* Start Material for the task *
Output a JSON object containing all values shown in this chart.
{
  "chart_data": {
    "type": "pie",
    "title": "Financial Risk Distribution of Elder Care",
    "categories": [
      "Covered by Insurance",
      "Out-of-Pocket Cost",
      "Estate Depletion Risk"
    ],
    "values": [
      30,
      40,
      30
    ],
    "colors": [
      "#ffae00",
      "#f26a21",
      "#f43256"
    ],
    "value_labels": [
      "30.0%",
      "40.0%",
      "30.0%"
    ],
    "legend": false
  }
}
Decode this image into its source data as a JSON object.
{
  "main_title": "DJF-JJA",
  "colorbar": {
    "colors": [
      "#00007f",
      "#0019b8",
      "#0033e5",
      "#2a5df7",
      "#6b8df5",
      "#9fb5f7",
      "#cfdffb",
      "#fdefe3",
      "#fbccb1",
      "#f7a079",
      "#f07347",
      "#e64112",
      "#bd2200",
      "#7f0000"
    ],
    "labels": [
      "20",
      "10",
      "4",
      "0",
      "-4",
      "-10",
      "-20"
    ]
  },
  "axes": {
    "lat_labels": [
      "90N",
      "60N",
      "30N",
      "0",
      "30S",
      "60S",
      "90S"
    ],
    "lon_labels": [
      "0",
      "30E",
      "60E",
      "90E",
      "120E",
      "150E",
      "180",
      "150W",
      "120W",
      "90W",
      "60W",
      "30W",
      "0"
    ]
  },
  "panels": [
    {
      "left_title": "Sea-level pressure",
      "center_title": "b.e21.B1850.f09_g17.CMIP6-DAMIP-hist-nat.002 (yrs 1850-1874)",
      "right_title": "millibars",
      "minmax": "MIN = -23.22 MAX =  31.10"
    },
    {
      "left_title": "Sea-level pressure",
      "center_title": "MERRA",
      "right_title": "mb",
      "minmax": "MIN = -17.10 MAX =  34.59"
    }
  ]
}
* End Material for the task *
Exercise
Each entry above needs to be retyped exactly.

Answer
Output a JSON object containing all values shown in this chart.
{
  "chart_data": {
    "type": "pie",
    "title": "Financial Risk Distribution of Elder Care",
    "categories": [
      "Covered by Insurance",
      "Out-of-Pocket Cost",
      "Estate Depletion Risk"
    ],
    "values": [
      30,
      40,
      30
    ],
    "colors": [
      "#ffae00",
      "#f26a21",
      "#f43256"
    ],
    "value_labels": [
      "30.0%",
      "40.0%",
      "30.0%"
    ],
    "legend": false
  }
}
Decode this image into its source data as a JSON object.
{
  "main_title": "DJF-JJA",
  "colorbar": {
    "colors": [
      "#00007f",
      "#0019b8",
      "#0033e5",
      "#2a5df7",
      "#6b8df5",
      "#9fb5f7",
      "#cfdffb",
      "#fdefe3",
      "#fbccb1",
      "#f7a079",
      "#f07347",
      "#e64112",
      "#bd2200",
      "#7f0000"
    ],
    "labels": [
      "20",
      "10",
      "4",
      "0",
      "-4",
      "-10",
      "-20"
    ]
  },
  "axes": {
    "lat_labels": [
      "90N",
      "60N",
      "30N",
      "0",
      "30S",
      "60S",
      "90S"
    ],
    "lon_labels": [
      "0",
      "30E",
      "60E",
      "90E",
      "120E",
      "150E",
      "180",
      "150W",
      "120W",
      "90W",
      "60W",
      "30W",
      "0"
    ]
  },
  "panels": [
    {
      "left_title": "Sea-level pressure",
      "center_title": "b.e21.B1850.f09_g17.CMIP6-DAMIP-hist-nat.002 (yrs 1850-1874)",
      "right_title": "millibars",
      "minmax": "MIN = -23.22 MAX =  31.10"
    },
    {
      "left_title": "Sea-level pressure",
      "center_title": "MERRA",
      "right_title": "mb",
      "minmax": "MIN = -17.10 MAX =  34.59"
    }
  ]
}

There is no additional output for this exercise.